> _Stated task_
Return the records in full, exactly as given.

> _Data rows_
□ □ □ □ □ □ □

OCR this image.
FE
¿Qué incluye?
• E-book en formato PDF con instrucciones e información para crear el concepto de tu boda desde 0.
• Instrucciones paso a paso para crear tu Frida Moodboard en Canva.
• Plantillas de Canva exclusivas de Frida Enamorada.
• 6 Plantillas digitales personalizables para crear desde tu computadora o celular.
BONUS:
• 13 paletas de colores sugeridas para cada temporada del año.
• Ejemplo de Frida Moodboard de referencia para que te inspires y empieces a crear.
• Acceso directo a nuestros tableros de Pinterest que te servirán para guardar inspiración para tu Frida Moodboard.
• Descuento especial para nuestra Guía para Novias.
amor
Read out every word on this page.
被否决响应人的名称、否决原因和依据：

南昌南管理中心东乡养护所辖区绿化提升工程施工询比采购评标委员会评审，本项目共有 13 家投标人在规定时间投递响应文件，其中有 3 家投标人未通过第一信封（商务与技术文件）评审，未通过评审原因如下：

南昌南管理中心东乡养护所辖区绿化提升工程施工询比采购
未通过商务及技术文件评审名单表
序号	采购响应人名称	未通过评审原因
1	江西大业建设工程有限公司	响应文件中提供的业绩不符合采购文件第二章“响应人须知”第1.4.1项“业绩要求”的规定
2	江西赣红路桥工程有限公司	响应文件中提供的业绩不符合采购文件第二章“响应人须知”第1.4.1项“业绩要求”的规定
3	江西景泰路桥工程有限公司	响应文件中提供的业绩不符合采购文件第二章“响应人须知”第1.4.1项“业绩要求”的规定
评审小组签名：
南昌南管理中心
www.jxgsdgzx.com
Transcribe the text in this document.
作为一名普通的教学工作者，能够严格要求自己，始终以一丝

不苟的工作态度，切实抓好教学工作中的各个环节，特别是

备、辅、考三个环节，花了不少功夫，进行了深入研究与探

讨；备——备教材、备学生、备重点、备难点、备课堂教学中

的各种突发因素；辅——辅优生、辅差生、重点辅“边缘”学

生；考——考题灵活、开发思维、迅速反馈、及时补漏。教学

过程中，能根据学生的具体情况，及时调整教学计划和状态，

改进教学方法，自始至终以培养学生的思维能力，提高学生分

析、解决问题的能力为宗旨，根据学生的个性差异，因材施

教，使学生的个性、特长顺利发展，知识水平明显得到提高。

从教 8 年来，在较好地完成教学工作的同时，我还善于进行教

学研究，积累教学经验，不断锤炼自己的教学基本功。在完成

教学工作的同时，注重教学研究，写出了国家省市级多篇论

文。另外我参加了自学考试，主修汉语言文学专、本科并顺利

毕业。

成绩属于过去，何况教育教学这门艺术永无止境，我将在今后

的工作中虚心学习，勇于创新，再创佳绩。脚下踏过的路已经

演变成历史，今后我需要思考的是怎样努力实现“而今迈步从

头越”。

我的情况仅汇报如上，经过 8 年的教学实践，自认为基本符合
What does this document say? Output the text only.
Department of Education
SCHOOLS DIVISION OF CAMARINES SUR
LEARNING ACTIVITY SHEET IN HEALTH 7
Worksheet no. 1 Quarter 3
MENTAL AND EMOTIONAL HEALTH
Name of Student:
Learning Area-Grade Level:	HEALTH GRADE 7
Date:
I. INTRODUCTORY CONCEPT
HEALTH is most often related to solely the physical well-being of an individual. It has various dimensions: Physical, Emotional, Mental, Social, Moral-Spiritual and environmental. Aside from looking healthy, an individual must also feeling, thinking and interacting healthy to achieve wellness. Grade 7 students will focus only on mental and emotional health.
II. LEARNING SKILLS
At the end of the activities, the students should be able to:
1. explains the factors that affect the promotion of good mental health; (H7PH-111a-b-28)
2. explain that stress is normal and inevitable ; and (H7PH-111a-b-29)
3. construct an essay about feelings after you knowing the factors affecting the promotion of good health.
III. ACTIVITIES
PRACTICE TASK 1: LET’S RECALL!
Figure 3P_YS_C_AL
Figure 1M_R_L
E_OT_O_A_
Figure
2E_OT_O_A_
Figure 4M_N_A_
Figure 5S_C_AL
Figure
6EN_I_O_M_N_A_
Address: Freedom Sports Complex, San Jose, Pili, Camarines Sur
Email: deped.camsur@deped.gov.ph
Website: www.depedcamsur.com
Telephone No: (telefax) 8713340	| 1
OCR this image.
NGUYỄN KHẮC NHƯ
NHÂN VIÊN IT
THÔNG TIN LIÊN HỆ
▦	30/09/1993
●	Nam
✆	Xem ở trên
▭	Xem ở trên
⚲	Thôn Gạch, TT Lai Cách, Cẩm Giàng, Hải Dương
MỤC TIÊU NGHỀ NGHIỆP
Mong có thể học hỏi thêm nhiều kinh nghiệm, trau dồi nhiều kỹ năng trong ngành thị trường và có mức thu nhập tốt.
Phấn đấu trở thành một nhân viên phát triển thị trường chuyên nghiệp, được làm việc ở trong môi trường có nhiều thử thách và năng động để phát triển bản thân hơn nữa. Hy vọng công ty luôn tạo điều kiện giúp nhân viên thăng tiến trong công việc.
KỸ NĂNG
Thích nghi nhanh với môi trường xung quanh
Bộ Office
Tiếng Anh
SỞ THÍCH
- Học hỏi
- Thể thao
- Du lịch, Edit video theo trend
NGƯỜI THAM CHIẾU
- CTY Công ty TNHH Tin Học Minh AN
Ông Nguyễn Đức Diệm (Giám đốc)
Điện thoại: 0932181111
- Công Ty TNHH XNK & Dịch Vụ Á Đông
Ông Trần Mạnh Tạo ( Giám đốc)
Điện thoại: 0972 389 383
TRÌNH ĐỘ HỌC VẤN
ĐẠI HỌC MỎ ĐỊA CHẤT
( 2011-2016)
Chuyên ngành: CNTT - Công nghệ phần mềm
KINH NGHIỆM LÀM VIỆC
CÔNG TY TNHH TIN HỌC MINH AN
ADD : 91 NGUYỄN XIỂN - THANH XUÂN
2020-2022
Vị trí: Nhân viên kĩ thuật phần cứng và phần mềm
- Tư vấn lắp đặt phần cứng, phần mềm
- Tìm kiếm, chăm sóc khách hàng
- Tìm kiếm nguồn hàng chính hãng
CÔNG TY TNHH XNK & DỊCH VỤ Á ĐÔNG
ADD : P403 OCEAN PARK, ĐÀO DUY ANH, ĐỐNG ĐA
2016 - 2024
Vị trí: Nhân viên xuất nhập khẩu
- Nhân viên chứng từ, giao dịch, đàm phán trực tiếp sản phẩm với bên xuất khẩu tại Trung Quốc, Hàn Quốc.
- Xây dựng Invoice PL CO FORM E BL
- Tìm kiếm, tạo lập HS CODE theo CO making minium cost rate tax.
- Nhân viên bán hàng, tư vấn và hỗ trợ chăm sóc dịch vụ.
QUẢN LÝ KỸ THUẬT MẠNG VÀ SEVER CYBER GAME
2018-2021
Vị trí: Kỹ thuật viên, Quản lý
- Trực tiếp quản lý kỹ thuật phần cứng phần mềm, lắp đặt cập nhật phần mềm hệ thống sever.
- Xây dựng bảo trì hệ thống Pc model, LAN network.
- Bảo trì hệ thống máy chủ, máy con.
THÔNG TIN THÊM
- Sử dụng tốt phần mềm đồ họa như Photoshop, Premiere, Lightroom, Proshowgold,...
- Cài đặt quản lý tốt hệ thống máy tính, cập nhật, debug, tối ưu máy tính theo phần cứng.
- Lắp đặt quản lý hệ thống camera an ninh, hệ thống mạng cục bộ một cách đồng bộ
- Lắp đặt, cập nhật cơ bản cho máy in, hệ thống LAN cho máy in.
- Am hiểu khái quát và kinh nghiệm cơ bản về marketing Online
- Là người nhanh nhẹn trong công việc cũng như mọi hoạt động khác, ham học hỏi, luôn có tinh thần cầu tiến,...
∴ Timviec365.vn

□ □ □ □ □ □ □

> _Response below_
OCR this image.
FE
¿Qué incluye?
• E-book en formato PDF con instrucciones e información para crear el concepto de tu boda desde 0.
• Instrucciones paso a paso para crear tu Frida Moodboard en Canva.
• Plantillas de Canva exclusivas de Frida Enamorada.
• 6 Plantillas digitales personalizables para crear desde tu computadora o celular.
BONUS:
• 13 paletas de colores sugeridas para cada temporada del año.
• Ejemplo de Frida Moodboard de referencia para que te inspires y empieces a crear.
• Acceso directo a nuestros tableros de Pinterest que te servirán para guardar inspiración para tu Frida Moodboard.
• Descuento especial para nuestra Guía para Novias.
amor
Read out every word on this page.
被否决响应人的名称、否决原因和依据：

南昌南管理中心东乡养护所辖区绿化提升工程施工询比采购评标委员会评审，本项目共有 13 家投标人在规定时间投递响应文件，其中有 3 家投标人未通过第一信封（商务与技术文件）评审，未通过评审原因如下：

南昌南管理中心东乡养护所辖区绿化提升工程施工询比采购
未通过商务及技术文件评审名单表
序号	采购响应人名称	未通过评审原因
1	江西大业建设工程有限公司	响应文件中提供的业绩不符合采购文件第二章“响应人须知”第1.4.1项“业绩要求”的规定
2	江西赣红路桥工程有限公司	响应文件中提供的业绩不符合采购文件第二章“响应人须知”第1.4.1项“业绩要求”的规定
3	江西景泰路桥工程有限公司	响应文件中提供的业绩不符合采购文件第二章“响应人须知”第1.4.1项“业绩要求”的规定
评审小组签名：
南昌南管理中心
www.jxgsdgzx.com
Transcribe the text in this document.
作为一名普通的教学工作者，能够严格要求自己，始终以一丝

不苟的工作态度，切实抓好教学工作中的各个环节，特别是

备、辅、考三个环节，花了不少功夫，进行了深入研究与探

讨；备——备教材、备学生、备重点、备难点、备课堂教学中

的各种突发因素；辅——辅优生、辅差生、重点辅“边缘”学

生；考——考题灵活、开发思维、迅速反馈、及时补漏。教学

过程中，能根据学生的具体情况，及时调整教学计划和状态，

改进教学方法，自始至终以培养学生的思维能力，提高学生分

析、解决问题的能力为宗旨，根据学生的个性差异，因材施

教，使学生的个性、特长顺利发展，知识水平明显得到提高。

从教 8 年来，在较好地完成教学工作的同时，我还善于进行教

学研究，积累教学经验，不断锤炼自己的教学基本功。在完成

教学工作的同时，注重教学研究，写出了国家省市级多篇论

文。另外我参加了自学考试，主修汉语言文学专、本科并顺利

毕业。

成绩属于过去，何况教育教学这门艺术永无止境，我将在今后

的工作中虚心学习，勇于创新，再创佳绩。脚下踏过的路已经

演变成历史，今后我需要思考的是怎样努力实现“而今迈步从

头越”。

我的情况仅汇报如上，经过 8 年的教学实践，自认为基本符合
What does this document say? Output the text only.
Department of Education
SCHOOLS DIVISION OF CAMARINES SUR
LEARNING ACTIVITY SHEET IN HEALTH 7
Worksheet no. 1 Quarter 3
MENTAL AND EMOTIONAL HEALTH
Name of Student:
Learning Area-Grade Level:	HEALTH GRADE 7
Date:
I. INTRODUCTORY CONCEPT
HEALTH is most often related to solely the physical well-being of an individual. It has various dimensions: Physical, Emotional, Mental, Social, Moral-Spiritual and environmental. Aside from looking healthy, an individual must also feeling, thinking and interacting healthy to achieve wellness. Grade 7 students will focus only on mental and emotional health.
II. LEARNING SKILLS
At the end of the activities, the students should be able to:
1. explains the factors that affect the promotion of good mental health; (H7PH-111a-b-28)
2. explain that stress is normal and inevitable ; and (H7PH-111a-b-29)
3. construct an essay about feelings after you knowing the factors affecting the promotion of good health.
III. ACTIVITIES
PRACTICE TASK 1: LET’S RECALL!
Figure 3P_YS_C_AL
Figure 1M_R_L
E_OT_O_A_
Figure
2E_OT_O_A_
Figure 4M_N_A_
Figure 5S_C_AL
Figure
6EN_I_O_M_N_A_
Address: Freedom Sports Complex, San Jose, Pili, Camarines Sur
Email: deped.camsur@deped.gov.ph
Website: www.depedcamsur.com
Telephone No: (telefax) 8713340	| 1
OCR this image.
NGUYỄN KHẮC NHƯ
NHÂN VIÊN IT
THÔNG TIN LIÊN HỆ
▦	30/09/1993
●	Nam
✆	Xem ở trên
▭	Xem ở trên
⚲	Thôn Gạch, TT Lai Cách, Cẩm Giàng, Hải Dương
MỤC TIÊU NGHỀ NGHIỆP
Mong có thể học hỏi thêm nhiều kinh nghiệm, trau dồi nhiều kỹ năng trong ngành thị trường và có mức thu nhập tốt.
Phấn đấu trở thành một nhân viên phát triển thị trường chuyên nghiệp, được làm việc ở trong môi trường có nhiều thử thách và năng động để phát triển bản thân hơn nữa. Hy vọng công ty luôn tạo điều kiện giúp nhân viên thăng tiến trong công việc.
KỸ NĂNG
Thích nghi nhanh với môi trường xung quanh
Bộ Office
Tiếng Anh
SỞ THÍCH
- Học hỏi
- Thể thao
- Du lịch, Edit video theo trend
NGƯỜI THAM CHIẾU
- CTY Công ty TNHH Tin Học Minh AN
Ông Nguyễn Đức Diệm (Giám đốc)
Điện thoại: 0932181111
- Công Ty TNHH XNK & Dịch Vụ Á Đông
Ông Trần Mạnh Tạo ( Giám đốc)
Điện thoại: 0972 389 383
TRÌNH ĐỘ HỌC VẤN
ĐẠI HỌC MỎ ĐỊA CHẤT
( 2011-2016)
Chuyên ngành: CNTT - Công nghệ phần mềm
KINH NGHIỆM LÀM VIỆC
CÔNG TY TNHH TIN HỌC MINH AN
ADD : 91 NGUYỄN XIỂN - THANH XUÂN
2020-2022
Vị trí: Nhân viên kĩ thuật phần cứng và phần mềm
- Tư vấn lắp đặt phần cứng, phần mềm
- Tìm kiếm, chăm sóc khách hàng
- Tìm kiếm nguồn hàng chính hãng
CÔNG TY TNHH XNK & DỊCH VỤ Á ĐÔNG
ADD : P403 OCEAN PARK, ĐÀO DUY ANH, ĐỐNG ĐA
2016 - 2024
Vị trí: Nhân viên xuất nhập khẩu
- Nhân viên chứng từ, giao dịch, đàm phán trực tiếp sản phẩm với bên xuất khẩu tại Trung Quốc, Hàn Quốc.
- Xây dựng Invoice PL CO FORM E BL
- Tìm kiếm, tạo lập HS CODE theo CO making minium cost rate tax.
- Nhân viên bán hàng, tư vấn và hỗ trợ chăm sóc dịch vụ.
QUẢN LÝ KỸ THUẬT MẠNG VÀ SEVER CYBER GAME
2018-2021
Vị trí: Kỹ thuật viên, Quản lý
- Trực tiếp quản lý kỹ thuật phần cứng phần mềm, lắp đặt cập nhật phần mềm hệ thống sever.
- Xây dựng bảo trì hệ thống Pc model, LAN network.
- Bảo trì hệ thống máy chủ, máy con.
THÔNG TIN THÊM
- Sử dụng tốt phần mềm đồ họa như Photoshop, Premiere, Lightroom, Proshowgold,...
- Cài đặt quản lý tốt hệ thống máy tính, cập nhật, debug, tối ưu máy tính theo phần cứng.
- Lắp đặt quản lý hệ thống camera an ninh, hệ thống mạng cục bộ một cách đồng bộ
- Lắp đặt, cập nhật cơ bản cho máy in, hệ thống LAN cho máy in.
- Am hiểu khái quát và kinh nghiệm cơ bản về marketing Online
- Là người nhanh nhẹn trong công việc cũng như mọi hoạt động khác, ham học hỏi, luôn có tinh thần cầu tiến,...
∴ Timviec365.vn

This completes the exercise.